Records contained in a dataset

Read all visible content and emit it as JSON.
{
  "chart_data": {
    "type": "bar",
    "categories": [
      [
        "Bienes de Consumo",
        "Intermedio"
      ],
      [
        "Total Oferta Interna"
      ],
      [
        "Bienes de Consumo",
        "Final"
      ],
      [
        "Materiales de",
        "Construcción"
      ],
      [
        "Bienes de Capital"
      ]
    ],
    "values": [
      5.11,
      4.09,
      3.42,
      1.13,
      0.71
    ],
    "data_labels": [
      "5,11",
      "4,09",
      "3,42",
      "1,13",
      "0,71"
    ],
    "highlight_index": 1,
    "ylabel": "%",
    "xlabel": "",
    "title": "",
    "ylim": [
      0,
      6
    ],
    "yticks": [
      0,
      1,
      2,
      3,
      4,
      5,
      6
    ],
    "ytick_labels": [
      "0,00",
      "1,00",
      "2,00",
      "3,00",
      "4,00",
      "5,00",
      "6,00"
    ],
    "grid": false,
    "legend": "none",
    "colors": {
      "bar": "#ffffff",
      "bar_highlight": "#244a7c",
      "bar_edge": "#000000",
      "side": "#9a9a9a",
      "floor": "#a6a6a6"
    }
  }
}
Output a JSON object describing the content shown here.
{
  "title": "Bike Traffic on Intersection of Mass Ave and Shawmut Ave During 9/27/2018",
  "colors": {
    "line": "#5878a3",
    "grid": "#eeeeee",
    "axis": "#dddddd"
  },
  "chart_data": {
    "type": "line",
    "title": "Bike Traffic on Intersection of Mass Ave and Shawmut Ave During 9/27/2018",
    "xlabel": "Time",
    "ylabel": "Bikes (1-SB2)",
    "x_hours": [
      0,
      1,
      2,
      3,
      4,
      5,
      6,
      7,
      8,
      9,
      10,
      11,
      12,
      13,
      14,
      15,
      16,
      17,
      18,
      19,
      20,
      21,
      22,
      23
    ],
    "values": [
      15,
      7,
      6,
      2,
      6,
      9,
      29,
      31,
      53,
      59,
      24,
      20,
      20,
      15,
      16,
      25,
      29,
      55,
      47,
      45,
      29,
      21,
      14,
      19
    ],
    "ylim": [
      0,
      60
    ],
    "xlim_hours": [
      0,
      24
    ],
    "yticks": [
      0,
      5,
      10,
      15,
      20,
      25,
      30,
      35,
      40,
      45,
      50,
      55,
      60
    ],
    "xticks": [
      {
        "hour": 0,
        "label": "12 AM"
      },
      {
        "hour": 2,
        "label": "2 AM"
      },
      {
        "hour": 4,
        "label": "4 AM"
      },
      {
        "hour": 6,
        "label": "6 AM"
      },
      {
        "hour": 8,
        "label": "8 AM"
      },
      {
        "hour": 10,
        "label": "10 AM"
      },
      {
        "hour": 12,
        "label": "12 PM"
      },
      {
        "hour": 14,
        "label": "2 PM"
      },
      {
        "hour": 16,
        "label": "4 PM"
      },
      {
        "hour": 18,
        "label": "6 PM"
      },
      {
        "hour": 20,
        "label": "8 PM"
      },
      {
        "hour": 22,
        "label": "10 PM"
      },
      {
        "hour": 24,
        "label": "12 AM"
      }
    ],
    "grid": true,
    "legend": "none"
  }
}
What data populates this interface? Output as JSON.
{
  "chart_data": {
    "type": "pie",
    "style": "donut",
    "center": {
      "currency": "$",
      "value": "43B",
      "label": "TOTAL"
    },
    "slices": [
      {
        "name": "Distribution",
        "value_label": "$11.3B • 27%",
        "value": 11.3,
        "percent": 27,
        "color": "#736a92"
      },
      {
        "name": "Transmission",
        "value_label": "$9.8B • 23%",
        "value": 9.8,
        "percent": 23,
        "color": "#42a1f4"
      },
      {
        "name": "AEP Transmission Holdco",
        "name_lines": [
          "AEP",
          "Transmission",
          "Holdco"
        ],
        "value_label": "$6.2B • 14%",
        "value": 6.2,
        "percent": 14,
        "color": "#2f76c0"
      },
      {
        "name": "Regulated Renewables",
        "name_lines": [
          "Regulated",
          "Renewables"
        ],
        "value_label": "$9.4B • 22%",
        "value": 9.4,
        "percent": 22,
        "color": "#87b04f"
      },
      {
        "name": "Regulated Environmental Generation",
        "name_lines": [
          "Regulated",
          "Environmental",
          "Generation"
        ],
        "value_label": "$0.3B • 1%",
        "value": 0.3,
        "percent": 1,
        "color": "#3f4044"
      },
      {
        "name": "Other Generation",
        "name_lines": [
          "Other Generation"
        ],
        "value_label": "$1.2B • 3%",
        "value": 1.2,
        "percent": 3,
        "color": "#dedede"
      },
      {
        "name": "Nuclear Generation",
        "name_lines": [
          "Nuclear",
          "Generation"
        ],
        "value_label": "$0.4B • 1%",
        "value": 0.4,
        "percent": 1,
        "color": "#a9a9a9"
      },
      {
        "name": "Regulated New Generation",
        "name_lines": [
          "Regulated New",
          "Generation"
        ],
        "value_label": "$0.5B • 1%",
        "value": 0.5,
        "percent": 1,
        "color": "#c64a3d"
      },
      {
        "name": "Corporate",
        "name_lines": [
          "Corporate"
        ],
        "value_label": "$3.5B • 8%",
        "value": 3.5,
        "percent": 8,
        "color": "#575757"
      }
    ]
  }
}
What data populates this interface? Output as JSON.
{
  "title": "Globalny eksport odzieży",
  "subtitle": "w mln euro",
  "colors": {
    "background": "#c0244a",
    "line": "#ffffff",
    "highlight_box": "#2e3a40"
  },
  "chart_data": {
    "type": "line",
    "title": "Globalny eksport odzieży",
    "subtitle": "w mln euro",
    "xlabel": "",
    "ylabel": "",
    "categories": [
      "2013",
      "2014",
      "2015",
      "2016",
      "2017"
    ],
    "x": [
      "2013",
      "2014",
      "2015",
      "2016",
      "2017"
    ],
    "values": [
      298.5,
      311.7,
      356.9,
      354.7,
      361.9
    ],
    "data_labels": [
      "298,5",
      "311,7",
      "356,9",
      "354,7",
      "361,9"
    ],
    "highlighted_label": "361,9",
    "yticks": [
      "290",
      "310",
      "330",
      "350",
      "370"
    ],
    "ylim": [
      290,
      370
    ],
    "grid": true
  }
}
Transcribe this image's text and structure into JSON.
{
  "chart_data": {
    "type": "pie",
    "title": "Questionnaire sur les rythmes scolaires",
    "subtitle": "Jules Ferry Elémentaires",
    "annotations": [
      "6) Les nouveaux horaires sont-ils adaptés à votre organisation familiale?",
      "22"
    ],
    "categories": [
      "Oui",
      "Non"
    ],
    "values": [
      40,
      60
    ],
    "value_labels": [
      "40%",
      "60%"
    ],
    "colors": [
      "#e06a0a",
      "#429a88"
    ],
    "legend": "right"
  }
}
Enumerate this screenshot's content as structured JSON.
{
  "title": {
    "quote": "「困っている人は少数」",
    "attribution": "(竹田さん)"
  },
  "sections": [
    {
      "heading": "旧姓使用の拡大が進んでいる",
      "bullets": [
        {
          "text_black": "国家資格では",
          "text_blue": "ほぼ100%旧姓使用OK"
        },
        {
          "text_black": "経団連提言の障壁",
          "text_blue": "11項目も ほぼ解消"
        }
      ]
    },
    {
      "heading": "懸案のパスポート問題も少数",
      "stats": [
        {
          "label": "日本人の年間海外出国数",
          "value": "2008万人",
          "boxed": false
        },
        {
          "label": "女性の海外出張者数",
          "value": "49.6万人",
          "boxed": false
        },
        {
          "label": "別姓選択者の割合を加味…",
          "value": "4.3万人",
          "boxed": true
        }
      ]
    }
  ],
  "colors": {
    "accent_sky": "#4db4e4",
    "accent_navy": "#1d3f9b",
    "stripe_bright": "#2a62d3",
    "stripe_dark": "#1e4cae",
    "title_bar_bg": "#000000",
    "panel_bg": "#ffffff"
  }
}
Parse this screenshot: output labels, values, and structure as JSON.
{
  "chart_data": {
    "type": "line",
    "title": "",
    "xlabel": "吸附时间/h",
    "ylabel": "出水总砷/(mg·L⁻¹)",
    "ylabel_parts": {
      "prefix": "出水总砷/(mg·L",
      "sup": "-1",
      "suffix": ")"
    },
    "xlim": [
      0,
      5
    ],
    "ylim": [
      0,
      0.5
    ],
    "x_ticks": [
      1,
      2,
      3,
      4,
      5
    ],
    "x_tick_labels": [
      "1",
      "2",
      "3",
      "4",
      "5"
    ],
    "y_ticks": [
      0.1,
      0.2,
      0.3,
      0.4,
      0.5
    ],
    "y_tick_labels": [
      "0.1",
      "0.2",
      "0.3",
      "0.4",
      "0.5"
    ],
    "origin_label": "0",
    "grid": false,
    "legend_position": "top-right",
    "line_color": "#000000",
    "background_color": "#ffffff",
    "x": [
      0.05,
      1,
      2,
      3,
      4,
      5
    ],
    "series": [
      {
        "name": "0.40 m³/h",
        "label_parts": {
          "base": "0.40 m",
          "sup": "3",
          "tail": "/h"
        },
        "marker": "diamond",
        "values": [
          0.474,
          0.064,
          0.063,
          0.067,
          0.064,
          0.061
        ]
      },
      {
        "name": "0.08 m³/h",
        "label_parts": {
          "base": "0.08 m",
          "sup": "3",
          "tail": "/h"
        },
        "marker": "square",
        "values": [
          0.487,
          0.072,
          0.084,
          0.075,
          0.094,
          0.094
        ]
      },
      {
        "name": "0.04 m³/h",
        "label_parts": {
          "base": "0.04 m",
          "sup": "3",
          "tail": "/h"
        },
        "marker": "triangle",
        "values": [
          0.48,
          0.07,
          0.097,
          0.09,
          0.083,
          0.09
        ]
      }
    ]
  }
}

DESCRIPTION OF THE TASK
Identify the lines above with the word "Traffic". Copy them.

THE ANSWER
  "title": "Bike Traffic on Intersection of Mass Ave and Shawmut Ave During 9/27/2018",
    "title": "Bike Traffic on Intersection of Mass Ave and Shawmut Ave During 9/27/2018",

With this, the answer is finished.